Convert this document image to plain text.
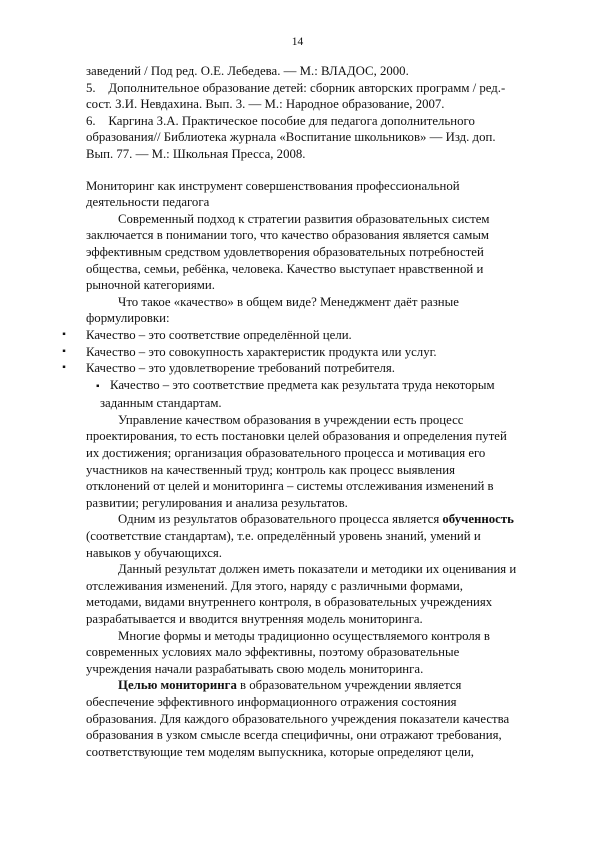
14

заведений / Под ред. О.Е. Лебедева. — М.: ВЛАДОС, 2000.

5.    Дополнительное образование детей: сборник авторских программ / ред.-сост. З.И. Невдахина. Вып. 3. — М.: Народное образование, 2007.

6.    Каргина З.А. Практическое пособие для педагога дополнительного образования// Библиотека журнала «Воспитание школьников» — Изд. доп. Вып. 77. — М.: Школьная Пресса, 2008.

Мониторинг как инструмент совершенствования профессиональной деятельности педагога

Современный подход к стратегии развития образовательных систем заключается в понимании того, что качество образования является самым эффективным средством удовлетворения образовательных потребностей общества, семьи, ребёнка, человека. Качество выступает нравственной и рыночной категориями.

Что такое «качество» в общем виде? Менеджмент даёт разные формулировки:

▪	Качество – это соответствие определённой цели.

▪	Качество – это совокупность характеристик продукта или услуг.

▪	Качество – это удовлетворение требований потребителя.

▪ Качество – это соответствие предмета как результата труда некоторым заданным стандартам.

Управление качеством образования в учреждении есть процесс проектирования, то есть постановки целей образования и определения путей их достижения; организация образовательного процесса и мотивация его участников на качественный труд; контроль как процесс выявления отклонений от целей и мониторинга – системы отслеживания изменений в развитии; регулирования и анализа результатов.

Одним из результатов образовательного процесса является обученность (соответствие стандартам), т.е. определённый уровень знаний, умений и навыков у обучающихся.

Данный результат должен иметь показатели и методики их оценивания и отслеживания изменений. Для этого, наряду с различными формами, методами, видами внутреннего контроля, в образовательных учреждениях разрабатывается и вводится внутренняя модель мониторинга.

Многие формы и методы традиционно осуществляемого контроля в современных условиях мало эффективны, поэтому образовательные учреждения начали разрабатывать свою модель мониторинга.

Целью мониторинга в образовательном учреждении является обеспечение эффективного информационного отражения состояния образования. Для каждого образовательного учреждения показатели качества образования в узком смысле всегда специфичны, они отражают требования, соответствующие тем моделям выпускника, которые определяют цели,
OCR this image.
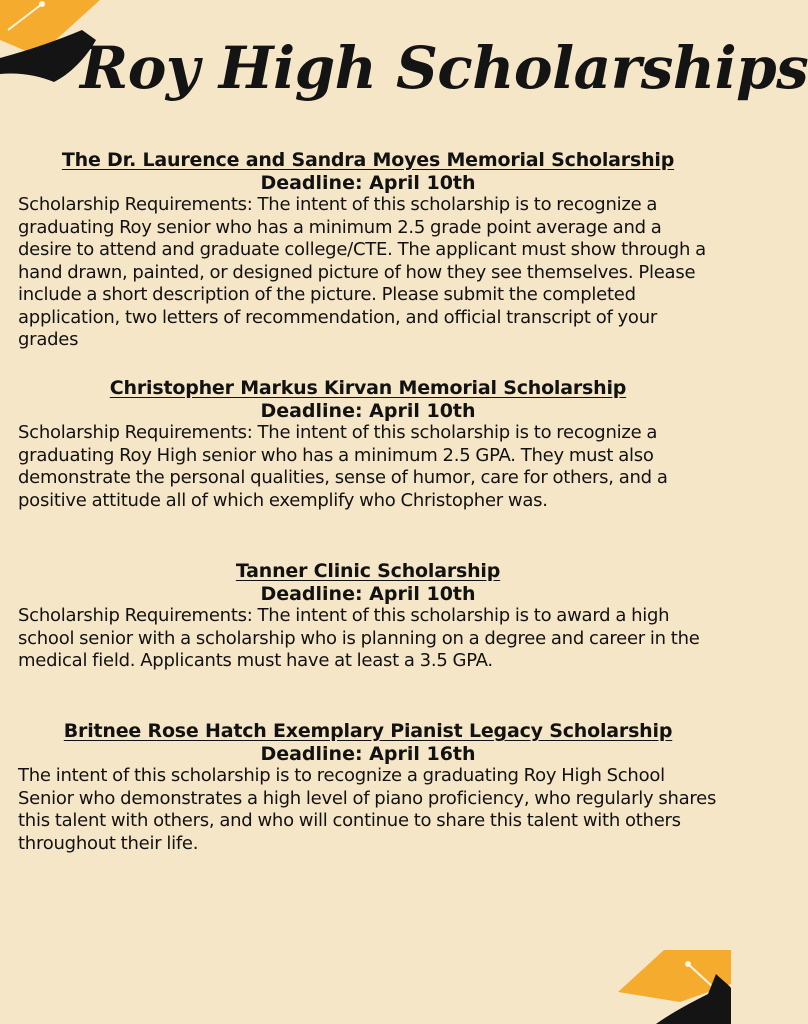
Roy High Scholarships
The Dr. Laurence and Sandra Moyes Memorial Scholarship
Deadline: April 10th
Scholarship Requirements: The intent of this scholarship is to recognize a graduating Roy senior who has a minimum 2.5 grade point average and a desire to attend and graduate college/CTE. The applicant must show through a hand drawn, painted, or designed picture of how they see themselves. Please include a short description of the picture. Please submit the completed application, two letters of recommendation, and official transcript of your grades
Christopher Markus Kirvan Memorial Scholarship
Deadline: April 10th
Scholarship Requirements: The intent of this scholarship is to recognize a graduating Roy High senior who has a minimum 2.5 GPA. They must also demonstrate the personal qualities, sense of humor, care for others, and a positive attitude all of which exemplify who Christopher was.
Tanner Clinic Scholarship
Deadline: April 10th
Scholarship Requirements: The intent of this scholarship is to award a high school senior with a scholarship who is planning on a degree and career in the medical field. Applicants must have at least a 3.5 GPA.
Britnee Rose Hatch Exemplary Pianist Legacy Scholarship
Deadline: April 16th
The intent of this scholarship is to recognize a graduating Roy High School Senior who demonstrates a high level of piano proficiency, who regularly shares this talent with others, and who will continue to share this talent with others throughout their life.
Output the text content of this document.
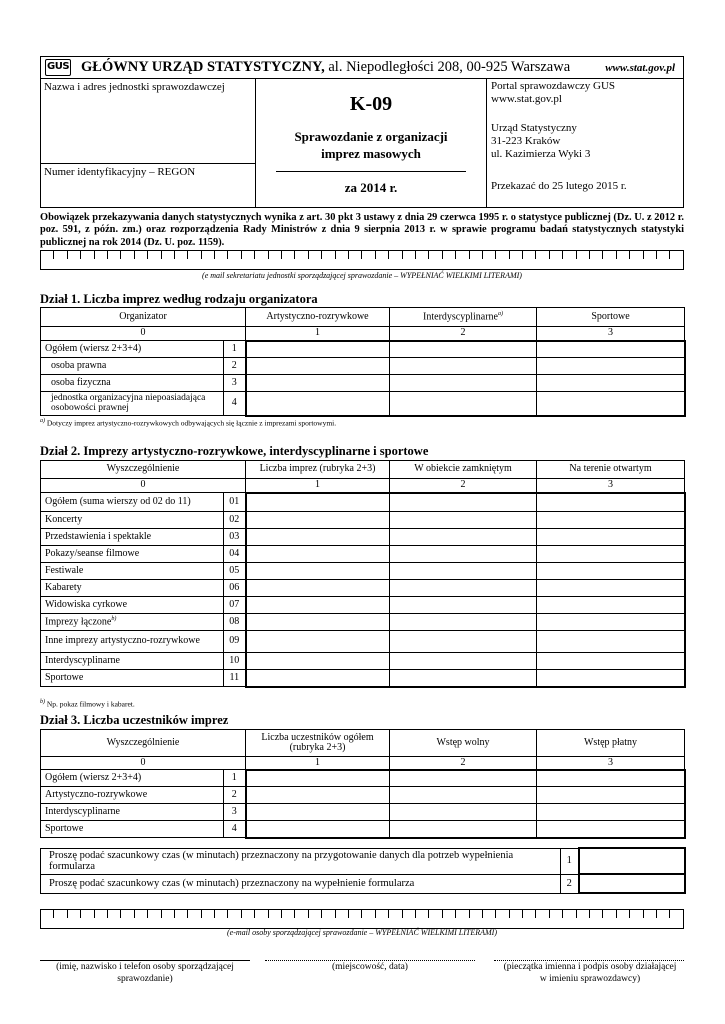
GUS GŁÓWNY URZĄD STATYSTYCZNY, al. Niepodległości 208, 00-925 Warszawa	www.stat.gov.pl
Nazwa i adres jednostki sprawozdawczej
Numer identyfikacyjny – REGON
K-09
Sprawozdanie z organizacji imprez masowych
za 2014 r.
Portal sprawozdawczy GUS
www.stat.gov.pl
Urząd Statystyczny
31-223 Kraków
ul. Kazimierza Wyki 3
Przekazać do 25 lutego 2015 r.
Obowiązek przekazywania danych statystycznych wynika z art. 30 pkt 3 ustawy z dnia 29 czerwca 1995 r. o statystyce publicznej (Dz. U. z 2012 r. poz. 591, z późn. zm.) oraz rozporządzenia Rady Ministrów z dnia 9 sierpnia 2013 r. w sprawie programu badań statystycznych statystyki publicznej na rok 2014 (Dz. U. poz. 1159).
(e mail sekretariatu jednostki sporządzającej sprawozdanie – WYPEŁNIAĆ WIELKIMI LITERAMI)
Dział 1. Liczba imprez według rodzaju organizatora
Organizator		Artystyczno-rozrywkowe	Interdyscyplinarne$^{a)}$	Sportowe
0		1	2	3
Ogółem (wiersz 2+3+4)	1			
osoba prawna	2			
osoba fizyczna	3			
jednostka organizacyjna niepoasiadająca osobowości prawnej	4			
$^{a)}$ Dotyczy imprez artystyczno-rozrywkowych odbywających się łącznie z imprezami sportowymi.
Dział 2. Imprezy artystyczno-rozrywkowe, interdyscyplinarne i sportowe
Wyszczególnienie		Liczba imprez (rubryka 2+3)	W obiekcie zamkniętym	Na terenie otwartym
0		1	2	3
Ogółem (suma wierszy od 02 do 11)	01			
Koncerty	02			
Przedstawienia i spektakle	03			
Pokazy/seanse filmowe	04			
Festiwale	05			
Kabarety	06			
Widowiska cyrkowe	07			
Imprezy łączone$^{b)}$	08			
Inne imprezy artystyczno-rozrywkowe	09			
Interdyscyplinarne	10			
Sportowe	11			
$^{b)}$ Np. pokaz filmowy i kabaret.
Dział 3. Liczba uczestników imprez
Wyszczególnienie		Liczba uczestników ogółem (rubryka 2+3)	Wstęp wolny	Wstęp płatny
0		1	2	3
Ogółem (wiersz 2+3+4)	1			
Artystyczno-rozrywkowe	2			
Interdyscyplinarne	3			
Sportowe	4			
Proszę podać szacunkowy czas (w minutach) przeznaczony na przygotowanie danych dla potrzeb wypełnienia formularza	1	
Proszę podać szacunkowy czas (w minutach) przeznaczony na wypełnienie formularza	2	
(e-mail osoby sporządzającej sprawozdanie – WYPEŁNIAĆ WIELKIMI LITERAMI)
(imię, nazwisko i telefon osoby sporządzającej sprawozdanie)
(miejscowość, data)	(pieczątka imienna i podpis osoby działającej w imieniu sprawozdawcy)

################

GIVEN REQUEST
Every entry must be transcribed exactly. Pictures do not belong in the copy.

WRITTEN SOLUTION
Convert this document image to plain text.
14

заведений / Под ред. О.Е. Лебедева. — М.: ВЛАДОС, 2000.

5.    Дополнительное образование детей: сборник авторских программ / ред.-сост. З.И. Невдахина. Вып. 3. — М.: Народное образование, 2007.

6.    Каргина З.А. Практическое пособие для педагога дополнительного образования// Библиотека журнала «Воспитание школьников» — Изд. доп. Вып. 77. — М.: Школьная Пресса, 2008.

Мониторинг как инструмент совершенствования профессиональной деятельности педагога

Современный подход к стратегии развития образовательных систем заключается в понимании того, что качество образования является самым эффективным средством удовлетворения образовательных потребностей общества, семьи, ребёнка, человека. Качество выступает нравственной и рыночной категориями.

Что такое «качество» в общем виде? Менеджмент даёт разные формулировки:

▪	Качество – это соответствие определённой цели.

▪	Качество – это совокупность характеристик продукта или услуг.

▪	Качество – это удовлетворение требований потребителя.

▪ Качество – это соответствие предмета как результата труда некоторым заданным стандартам.

Управление качеством образования в учреждении есть процесс проектирования, то есть постановки целей образования и определения путей их достижения; организация образовательного процесса и мотивация его участников на качественный труд; контроль как процесс выявления отклонений от целей и мониторинга – системы отслеживания изменений в развитии; регулирования и анализа результатов.

Одним из результатов образовательного процесса является обученность (соответствие стандартам), т.е. определённый уровень знаний, умений и навыков у обучающихся.

Данный результат должен иметь показатели и методики их оценивания и отслеживания изменений. Для этого, наряду с различными формами, методами, видами внутреннего контроля, в образовательных учреждениях разрабатывается и вводится внутренняя модель мониторинга.

Многие формы и методы традиционно осуществляемого контроля в современных условиях мало эффективны, поэтому образовательные учреждения начали разрабатывать свою модель мониторинга.

Целью мониторинга в образовательном учреждении является обеспечение эффективного информационного отражения состояния образования. Для каждого образовательного учреждения показатели качества образования в узком смысле всегда специфичны, они отражают требования, соответствующие тем моделям выпускника, которые определяют цели,
OCR this image.
Roy High Scholarships
The Dr. Laurence and Sandra Moyes Memorial Scholarship
Deadline: April 10th
Scholarship Requirements: The intent of this scholarship is to recognize a graduating Roy senior who has a minimum 2.5 grade point average and a desire to attend and graduate college/CTE. The applicant must show through a hand drawn, painted, or designed picture of how they see themselves. Please include a short description of the picture. Please submit the completed application, two letters of recommendation, and official transcript of your grades
Christopher Markus Kirvan Memorial Scholarship
Deadline: April 10th
Scholarship Requirements: The intent of this scholarship is to recognize a graduating Roy High senior who has a minimum 2.5 GPA. They must also demonstrate the personal qualities, sense of humor, care for others, and a positive attitude all of which exemplify who Christopher was.
Tanner Clinic Scholarship
Deadline: April 10th
Scholarship Requirements: The intent of this scholarship is to award a high school senior with a scholarship who is planning on a degree and career in the medical field. Applicants must have at least a 3.5 GPA.
Britnee Rose Hatch Exemplary Pianist Legacy Scholarship
Deadline: April 16th
The intent of this scholarship is to recognize a graduating Roy High School Senior who demonstrates a high level of piano proficiency, who regularly shares this talent with others, and who will continue to share this talent with others throughout their life.
Output the text content of this document.
GUS GŁÓWNY URZĄD STATYSTYCZNY, al. Niepodległości 208, 00-925 Warszawa	www.stat.gov.pl
Nazwa i adres jednostki sprawozdawczej
Numer identyfikacyjny – REGON
K-09
Sprawozdanie z organizacji imprez masowych
za 2014 r.
Portal sprawozdawczy GUS
www.stat.gov.pl
Urząd Statystyczny
31-223 Kraków
ul. Kazimierza Wyki 3
Przekazać do 25 lutego 2015 r.
Obowiązek przekazywania danych statystycznych wynika z art. 30 pkt 3 ustawy z dnia 29 czerwca 1995 r. o statystyce publicznej (Dz. U. z 2012 r. poz. 591, z późn. zm.) oraz rozporządzenia Rady Ministrów z dnia 9 sierpnia 2013 r. w sprawie programu badań statystycznych statystyki publicznej na rok 2014 (Dz. U. poz. 1159).
(e mail sekretariatu jednostki sporządzającej sprawozdanie – WYPEŁNIAĆ WIELKIMI LITERAMI)
Dział 1. Liczba imprez według rodzaju organizatora
Organizator		Artystyczno-rozrywkowe	Interdyscyplinarne$^{a)}$	Sportowe
0		1	2	3
Ogółem (wiersz 2+3+4)	1			
osoba prawna	2			
osoba fizyczna	3			
jednostka organizacyjna niepoasiadająca osobowości prawnej	4			
$^{a)}$ Dotyczy imprez artystyczno-rozrywkowych odbywających się łącznie z imprezami sportowymi.
Dział 2. Imprezy artystyczno-rozrywkowe, interdyscyplinarne i sportowe
Wyszczególnienie		Liczba imprez (rubryka 2+3)	W obiekcie zamkniętym	Na terenie otwartym
0		1	2	3
Ogółem (suma wierszy od 02 do 11)	01			
Koncerty	02			
Przedstawienia i spektakle	03			
Pokazy/seanse filmowe	04			
Festiwale	05			
Kabarety	06			
Widowiska cyrkowe	07			
Imprezy łączone$^{b)}$	08			
Inne imprezy artystyczno-rozrywkowe	09			
Interdyscyplinarne	10			
Sportowe	11			
$^{b)}$ Np. pokaz filmowy i kabaret.
Dział 3. Liczba uczestników imprez
Wyszczególnienie		Liczba uczestników ogółem (rubryka 2+3)	Wstęp wolny	Wstęp płatny
0		1	2	3
Ogółem (wiersz 2+3+4)	1			
Artystyczno-rozrywkowe	2			
Interdyscyplinarne	3			
Sportowe	4			
Proszę podać szacunkowy czas (w minutach) przeznaczony na przygotowanie danych dla potrzeb wypełnienia formularza	1	
Proszę podać szacunkowy czas (w minutach) przeznaczony na wypełnienie formularza	2	
(e-mail osoby sporządzającej sprawozdanie – WYPEŁNIAĆ WIELKIMI LITERAMI)
(imię, nazwisko i telefon osoby sporządzającej sprawozdanie)
(miejscowość, data)	(pieczątka imienna i podpis osoby działającej w imieniu sprawozdawcy)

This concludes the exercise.